PASSAGE PROVIDED —
========================================================================
2. Yesterday, the plumber came around to have a look at the hot water system, which has been playing up, and pronounced that the heater unit is dying of old age and we're looking at replacement rather than repair. He also noted several other aspects of the system that have been left behind by changes in the codes over the decades since the house was built, which are probably going to have to be dealt with as well.

The house is not mine, so it's not entirely my problem, but I expect this is still going to get interesting before it's done.


3. The day before yesterday, I played Puzzle Pirates. They've recently added a new shipboard-duty minigame, which represents the task of repairing a ship's sails. It didn't take me long to pick up; it's almost exactly the same as the Repair minigame in the same developer's most recently-launched game, Worlds in Time.


4. A week ago last Thursday was the most recent meeting of the local Toastmasters club, and I was the designated emcee. Things got a bit worrying when it turned out we had a big gap in the schedule: usually, each meeting includes three or four members giving prepared full-length speeches, but as the meeting approached it turned out nobody who was able to attend the meeting had a speech ready, and nobody who had a speech ready was able to attend the meeting. One of the members volunteered to extemporise a full-length speech, and succeeded so well that he'd gone twice the designated length before he could be prevailed upon to wrap up. The rest of the speech time I filled in with improv games chosen to fit speech-related goals like vocabulary building and choosing one's words carefully; those also went down well, with one member complaining that they hadn't gone on long enough. In the end, there was general agreement that the meeting had been a success, though that didn't stop the club president in his closing address pointing out that every Toastmasters member is expected to be working on a speech project, and that it's a sign of something slipping if nobody in a room full of members has a speech ready to go.
========================================================================
INFORMATION GIVEN —

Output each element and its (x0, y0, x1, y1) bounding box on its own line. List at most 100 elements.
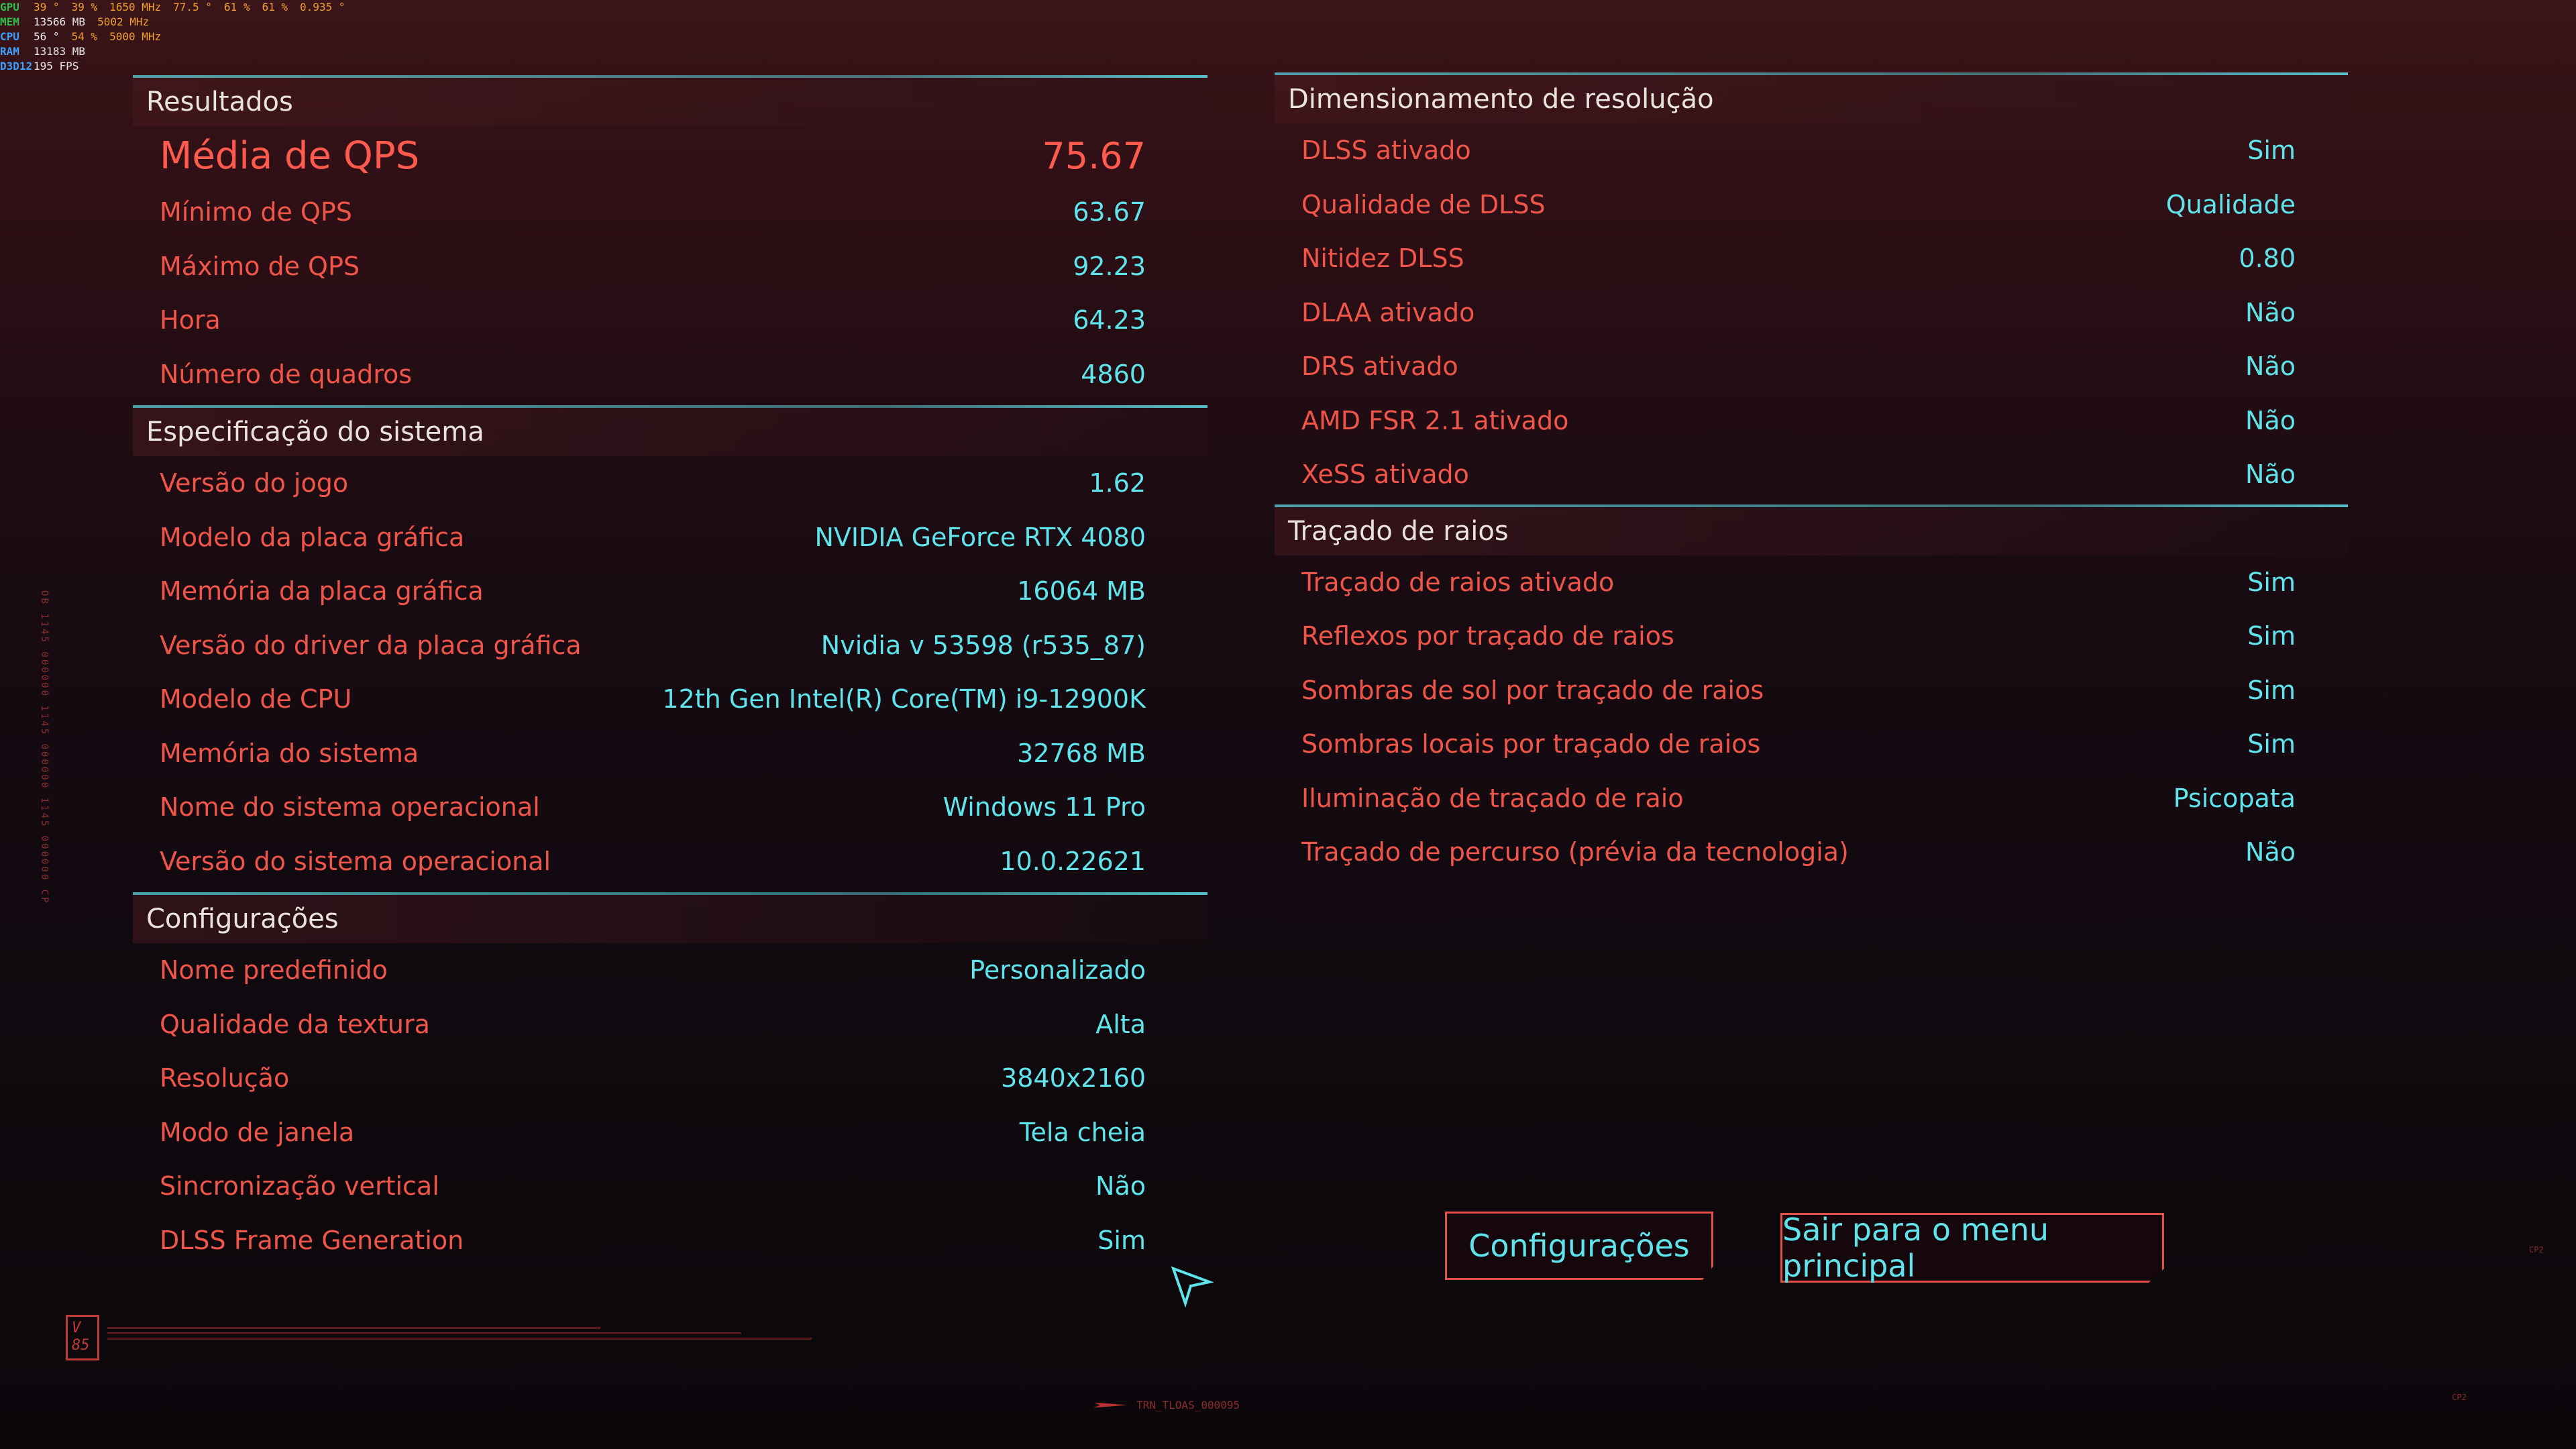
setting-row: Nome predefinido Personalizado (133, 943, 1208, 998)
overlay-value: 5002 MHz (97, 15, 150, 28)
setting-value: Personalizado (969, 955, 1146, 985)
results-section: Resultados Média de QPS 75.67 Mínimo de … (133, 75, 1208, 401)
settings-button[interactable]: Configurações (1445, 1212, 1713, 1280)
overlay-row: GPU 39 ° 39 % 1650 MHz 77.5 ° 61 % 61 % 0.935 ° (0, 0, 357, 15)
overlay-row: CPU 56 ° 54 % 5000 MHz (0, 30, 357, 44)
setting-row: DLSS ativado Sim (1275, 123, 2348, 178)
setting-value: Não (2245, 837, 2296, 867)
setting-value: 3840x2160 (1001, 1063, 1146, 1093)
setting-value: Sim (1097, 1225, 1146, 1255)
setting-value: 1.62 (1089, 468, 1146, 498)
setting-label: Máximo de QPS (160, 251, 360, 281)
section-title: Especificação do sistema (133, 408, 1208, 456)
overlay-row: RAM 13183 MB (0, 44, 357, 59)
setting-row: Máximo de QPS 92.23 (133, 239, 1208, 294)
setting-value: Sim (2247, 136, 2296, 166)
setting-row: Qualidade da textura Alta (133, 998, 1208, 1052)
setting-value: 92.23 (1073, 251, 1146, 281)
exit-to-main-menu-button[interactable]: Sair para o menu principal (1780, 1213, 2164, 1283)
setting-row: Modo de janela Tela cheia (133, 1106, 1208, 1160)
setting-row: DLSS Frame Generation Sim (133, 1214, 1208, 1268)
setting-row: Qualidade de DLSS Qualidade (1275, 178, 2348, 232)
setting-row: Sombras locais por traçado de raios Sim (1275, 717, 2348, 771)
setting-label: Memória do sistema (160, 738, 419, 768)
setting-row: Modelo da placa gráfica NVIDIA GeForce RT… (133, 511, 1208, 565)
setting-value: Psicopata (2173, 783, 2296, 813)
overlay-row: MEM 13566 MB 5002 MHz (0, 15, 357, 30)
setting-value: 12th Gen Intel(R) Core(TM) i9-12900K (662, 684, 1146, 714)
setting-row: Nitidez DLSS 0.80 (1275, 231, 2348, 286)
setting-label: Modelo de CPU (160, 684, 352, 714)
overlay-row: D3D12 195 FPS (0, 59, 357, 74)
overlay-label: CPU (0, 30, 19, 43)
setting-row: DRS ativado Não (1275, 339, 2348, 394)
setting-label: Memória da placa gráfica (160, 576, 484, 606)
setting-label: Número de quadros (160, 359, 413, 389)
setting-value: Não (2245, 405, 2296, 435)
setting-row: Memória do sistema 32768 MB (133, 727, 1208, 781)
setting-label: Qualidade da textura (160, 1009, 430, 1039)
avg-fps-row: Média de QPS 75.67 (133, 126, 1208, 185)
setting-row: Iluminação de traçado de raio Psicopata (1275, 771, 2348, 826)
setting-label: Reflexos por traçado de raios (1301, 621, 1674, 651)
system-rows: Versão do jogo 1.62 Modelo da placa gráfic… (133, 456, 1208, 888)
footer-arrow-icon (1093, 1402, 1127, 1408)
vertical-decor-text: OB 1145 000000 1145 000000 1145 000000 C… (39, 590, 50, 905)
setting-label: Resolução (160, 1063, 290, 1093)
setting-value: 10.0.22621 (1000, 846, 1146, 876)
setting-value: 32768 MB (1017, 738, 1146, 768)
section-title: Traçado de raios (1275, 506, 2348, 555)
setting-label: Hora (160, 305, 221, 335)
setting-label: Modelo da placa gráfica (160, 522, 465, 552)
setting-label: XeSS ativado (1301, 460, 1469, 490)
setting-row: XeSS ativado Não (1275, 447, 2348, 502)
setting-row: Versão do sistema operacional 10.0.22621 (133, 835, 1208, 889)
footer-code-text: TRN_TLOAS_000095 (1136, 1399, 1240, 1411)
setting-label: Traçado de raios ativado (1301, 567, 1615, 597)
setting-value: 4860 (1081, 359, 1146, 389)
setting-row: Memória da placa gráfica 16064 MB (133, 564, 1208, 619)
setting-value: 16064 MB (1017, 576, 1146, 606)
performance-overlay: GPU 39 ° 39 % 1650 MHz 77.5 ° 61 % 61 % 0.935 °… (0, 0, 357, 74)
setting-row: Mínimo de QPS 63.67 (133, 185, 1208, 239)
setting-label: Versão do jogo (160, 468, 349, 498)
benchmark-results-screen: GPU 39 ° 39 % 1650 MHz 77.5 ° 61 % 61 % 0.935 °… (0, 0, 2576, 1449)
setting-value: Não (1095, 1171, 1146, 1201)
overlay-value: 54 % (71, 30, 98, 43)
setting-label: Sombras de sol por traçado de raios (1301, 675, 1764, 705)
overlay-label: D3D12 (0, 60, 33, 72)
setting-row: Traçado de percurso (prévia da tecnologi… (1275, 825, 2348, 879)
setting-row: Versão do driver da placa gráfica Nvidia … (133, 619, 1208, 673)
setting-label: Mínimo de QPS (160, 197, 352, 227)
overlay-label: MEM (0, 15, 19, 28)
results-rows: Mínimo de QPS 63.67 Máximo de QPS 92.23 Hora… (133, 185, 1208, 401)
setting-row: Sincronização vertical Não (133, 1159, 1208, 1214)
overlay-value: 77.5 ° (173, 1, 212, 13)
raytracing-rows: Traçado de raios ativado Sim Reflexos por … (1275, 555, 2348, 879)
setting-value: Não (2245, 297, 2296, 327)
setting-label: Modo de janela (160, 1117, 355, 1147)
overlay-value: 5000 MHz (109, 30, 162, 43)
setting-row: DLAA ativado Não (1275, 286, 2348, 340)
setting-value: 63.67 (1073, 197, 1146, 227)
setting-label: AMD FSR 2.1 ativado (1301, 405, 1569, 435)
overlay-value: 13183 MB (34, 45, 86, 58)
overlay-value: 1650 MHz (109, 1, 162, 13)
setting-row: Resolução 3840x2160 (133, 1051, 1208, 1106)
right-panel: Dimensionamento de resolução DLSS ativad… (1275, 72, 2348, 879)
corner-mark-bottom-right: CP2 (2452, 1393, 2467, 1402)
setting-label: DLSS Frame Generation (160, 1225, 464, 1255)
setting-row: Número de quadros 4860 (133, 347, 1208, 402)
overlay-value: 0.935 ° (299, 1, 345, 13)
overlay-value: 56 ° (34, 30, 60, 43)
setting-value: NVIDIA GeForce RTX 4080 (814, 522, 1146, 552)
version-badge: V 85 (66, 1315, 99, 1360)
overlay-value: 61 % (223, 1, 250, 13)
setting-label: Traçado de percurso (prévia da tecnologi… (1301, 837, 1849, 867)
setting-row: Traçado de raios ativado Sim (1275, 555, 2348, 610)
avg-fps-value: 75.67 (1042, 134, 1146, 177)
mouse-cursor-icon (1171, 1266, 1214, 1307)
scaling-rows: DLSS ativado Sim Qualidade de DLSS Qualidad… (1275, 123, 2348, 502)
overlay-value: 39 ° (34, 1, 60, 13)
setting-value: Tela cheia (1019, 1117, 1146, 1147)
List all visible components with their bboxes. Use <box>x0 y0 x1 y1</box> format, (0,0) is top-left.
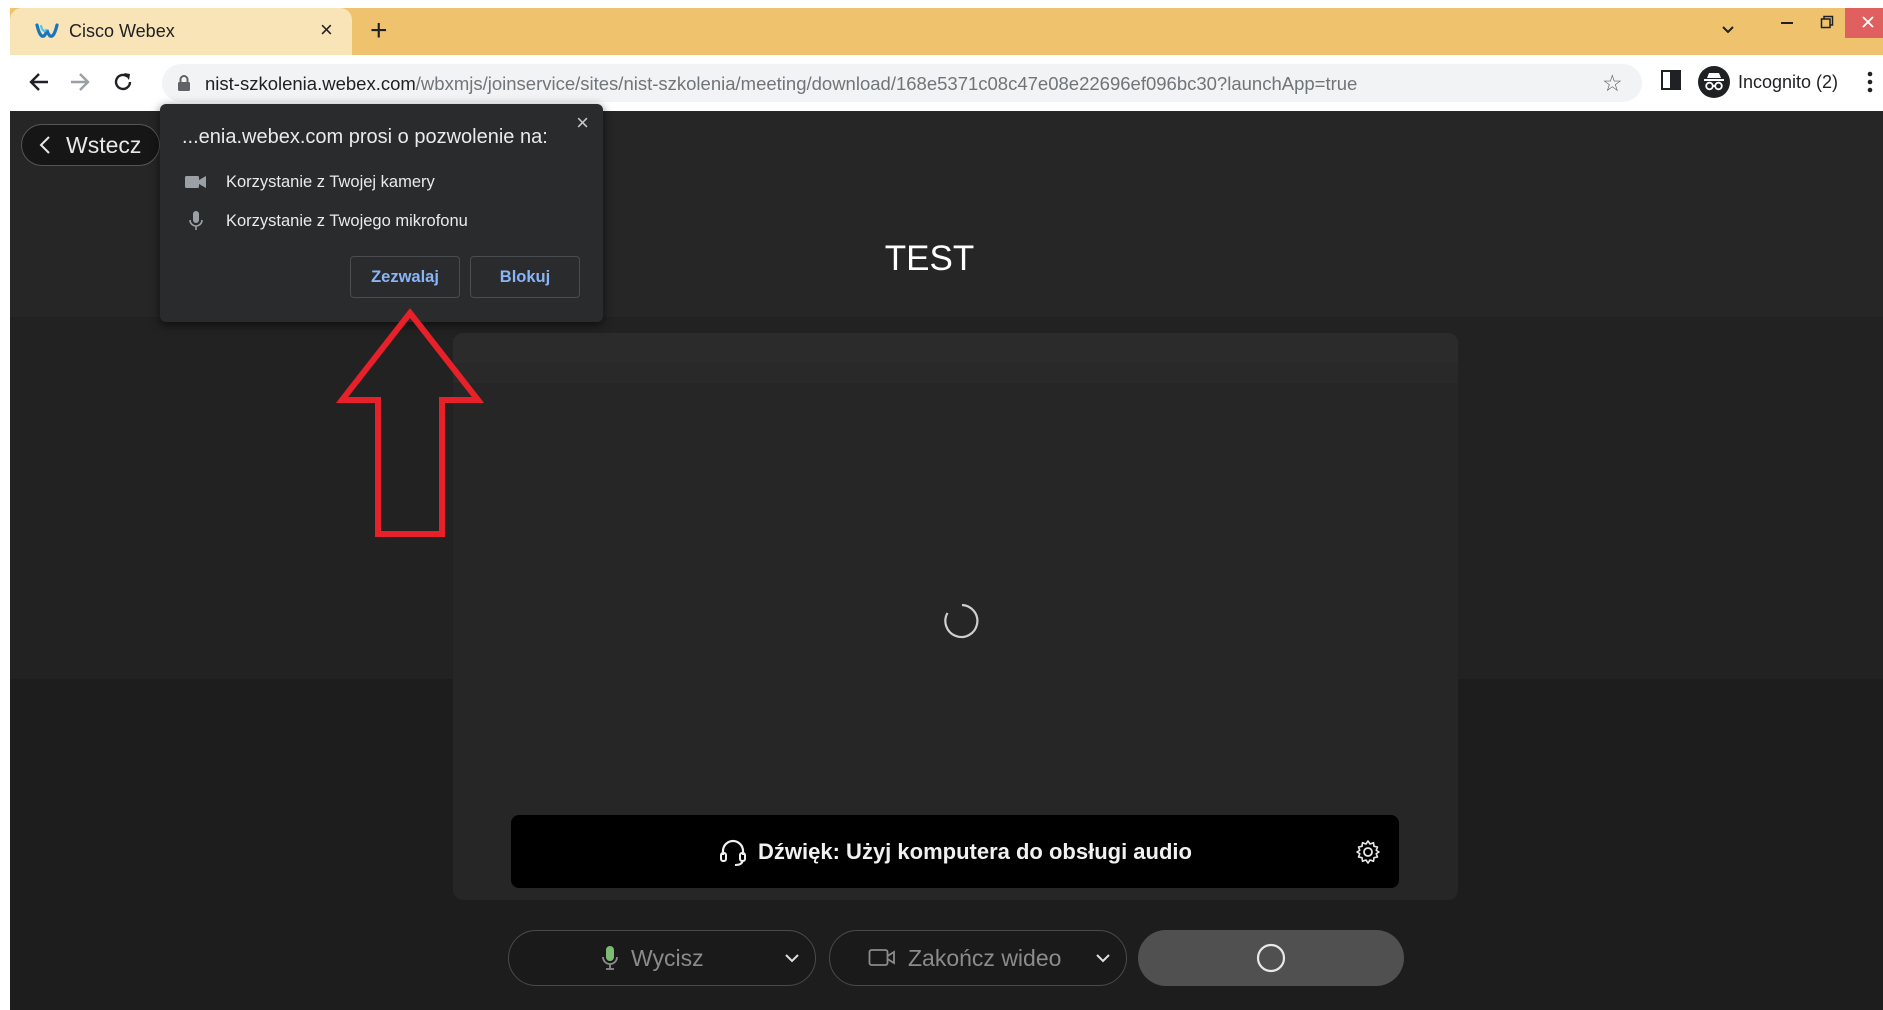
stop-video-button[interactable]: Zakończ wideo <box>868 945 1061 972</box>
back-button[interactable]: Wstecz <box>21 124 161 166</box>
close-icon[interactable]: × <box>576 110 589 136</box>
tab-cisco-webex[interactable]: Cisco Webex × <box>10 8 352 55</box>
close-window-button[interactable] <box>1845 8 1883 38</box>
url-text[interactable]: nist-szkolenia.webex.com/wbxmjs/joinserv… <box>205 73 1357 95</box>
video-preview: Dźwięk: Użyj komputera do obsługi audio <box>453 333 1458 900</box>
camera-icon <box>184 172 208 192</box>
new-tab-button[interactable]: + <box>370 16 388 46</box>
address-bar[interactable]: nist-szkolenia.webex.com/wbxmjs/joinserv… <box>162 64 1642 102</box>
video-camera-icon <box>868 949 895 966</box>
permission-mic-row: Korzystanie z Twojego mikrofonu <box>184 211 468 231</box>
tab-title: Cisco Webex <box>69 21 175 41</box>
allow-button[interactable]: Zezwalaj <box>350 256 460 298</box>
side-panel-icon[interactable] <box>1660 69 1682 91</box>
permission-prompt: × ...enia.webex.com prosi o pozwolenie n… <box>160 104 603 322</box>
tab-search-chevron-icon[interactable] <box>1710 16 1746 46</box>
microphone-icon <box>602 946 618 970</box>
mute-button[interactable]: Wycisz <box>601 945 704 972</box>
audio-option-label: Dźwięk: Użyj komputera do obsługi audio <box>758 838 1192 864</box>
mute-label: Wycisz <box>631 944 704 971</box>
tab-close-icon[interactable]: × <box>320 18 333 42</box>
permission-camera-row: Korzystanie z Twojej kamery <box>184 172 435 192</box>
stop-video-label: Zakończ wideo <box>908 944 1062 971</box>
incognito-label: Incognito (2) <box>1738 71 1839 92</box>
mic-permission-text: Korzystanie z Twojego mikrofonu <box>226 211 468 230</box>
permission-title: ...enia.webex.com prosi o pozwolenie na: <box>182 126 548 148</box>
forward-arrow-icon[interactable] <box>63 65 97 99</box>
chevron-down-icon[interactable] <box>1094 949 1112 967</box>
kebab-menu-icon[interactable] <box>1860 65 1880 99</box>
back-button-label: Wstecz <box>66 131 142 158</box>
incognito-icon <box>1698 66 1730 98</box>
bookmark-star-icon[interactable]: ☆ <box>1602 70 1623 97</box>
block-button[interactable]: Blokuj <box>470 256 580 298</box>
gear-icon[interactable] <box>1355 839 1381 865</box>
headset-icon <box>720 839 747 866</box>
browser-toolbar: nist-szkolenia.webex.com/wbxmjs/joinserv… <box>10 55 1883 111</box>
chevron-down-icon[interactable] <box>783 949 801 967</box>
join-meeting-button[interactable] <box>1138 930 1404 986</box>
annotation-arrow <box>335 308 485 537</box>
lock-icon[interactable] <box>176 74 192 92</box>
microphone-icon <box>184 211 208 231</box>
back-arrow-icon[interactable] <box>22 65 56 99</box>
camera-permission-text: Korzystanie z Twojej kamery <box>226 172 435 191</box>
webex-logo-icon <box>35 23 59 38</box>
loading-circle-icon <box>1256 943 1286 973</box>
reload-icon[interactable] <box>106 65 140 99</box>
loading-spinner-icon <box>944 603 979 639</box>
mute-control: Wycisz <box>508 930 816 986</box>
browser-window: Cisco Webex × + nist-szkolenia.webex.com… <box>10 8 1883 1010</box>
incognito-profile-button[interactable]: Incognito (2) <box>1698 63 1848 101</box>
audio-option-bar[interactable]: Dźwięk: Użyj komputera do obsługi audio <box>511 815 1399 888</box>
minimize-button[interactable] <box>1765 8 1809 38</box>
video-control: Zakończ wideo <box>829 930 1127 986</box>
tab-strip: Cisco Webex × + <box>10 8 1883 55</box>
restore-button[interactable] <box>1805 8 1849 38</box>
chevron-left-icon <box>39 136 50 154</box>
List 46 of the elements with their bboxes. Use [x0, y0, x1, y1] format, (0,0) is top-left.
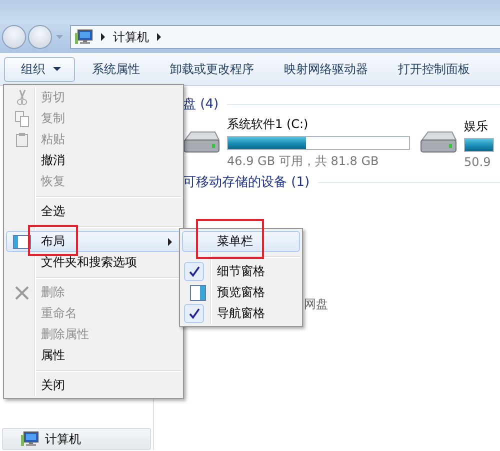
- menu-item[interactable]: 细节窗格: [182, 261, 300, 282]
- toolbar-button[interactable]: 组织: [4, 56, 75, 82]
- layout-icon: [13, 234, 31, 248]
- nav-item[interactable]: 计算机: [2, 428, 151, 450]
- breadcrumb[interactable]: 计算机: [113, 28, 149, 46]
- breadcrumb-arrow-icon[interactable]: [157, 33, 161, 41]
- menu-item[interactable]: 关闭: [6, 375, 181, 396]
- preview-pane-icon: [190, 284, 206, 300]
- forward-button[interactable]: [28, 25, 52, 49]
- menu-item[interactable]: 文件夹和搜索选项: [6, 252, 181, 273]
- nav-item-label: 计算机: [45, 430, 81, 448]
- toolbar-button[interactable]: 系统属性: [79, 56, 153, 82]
========================================================================
EXERCISE INSTRUCTIONS —
[a] Translate into French this sentence from the personal news passage: "The house is not mine, so it's not entirely my problem, but I expect this is still going to get interesting before it's done."
[b] Write the next part of the personal news passage, beginning after its final sentence about the club president's closing address.

TASK ANSWERS —
[a] La maison n'est pas à moi, ce n'est donc pas entièrement mon problème, mais je m'attends à ce que cela devienne tout de même intéressant avant la fin.

[b]
5. Three weeks ago, [livejournal.com profile] justice_turtle started reading every Newbery Medal and Newbery Honor book in chronological order. Each book gets a liveblog-style reaction post and a more formal review, with a score out of five. (Spoiler: One of the Newbery Honor books has already got a score of 0, and it has been unfortunately made clear that in the 1920s chronic racism was no bar to being considered a worthy contribution to children's literature.)
pedanther: (Default)
1. Chicago has concluded successfully. I get a bit of a break while everybody's scattered for school holidays, then it's the annual season of one-acts, which this year will include my directorial debut. (And, wouldn't you know it, every one-act this year is something I would have auditioned for like a shot if I hadn't already signed on to direct.)

2. As of the beginning of the new financial year, I am down to working four days a week, with no decrease in my weekly salary. The secret ingredient: An enormous pile of accrued holiday time, which I wasn't looking likely to use up any time soon, since the reason it's piled up is that I hardly ever find time for long holidays. So what's happening is that I'm taking a two-month holiday entirely in Wednesdays.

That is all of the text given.